### What the task asks
Every entry here needs to be repeated exactly.

Stored data:
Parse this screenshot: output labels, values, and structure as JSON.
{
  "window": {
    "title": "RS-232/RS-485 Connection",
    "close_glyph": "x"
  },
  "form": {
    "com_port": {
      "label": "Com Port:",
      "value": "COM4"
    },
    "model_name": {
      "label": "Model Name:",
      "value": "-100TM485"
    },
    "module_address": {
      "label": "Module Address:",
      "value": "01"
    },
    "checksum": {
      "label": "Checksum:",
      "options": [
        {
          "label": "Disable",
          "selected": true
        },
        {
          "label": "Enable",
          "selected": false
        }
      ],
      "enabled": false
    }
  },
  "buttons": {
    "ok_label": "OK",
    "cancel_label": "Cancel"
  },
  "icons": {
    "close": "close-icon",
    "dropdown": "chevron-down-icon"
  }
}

### Task output
Parse this screenshot: output labels, values, and structure as JSON.
{
  "window": {
    "title": "RS-232/RS-485 Connection",
    "close_glyph": "x"
  },
  "form": {
    "com_port": {
      "label": "Com Port:",
      "value": "COM4"
    },
    "model_name": {
      "label": "Model Name:",
      "value": "-100TM485"
    },
    "module_address": {
      "label": "Module Address:",
      "value": "01"
    },
    "checksum": {
      "label": "Checksum:",
      "options": [
        {
          "label": "Disable",
          "selected": true
        },
        {
          "label": "Enable",
          "selected": false
        }
      ],
      "enabled": false
    }
  },
  "buttons": {
    "ok_label": "OK",
    "cancel_label": "Cancel"
  },
  "icons": {
    "close": "close-icon",
    "dropdown": "chevron-down-icon"
  }
}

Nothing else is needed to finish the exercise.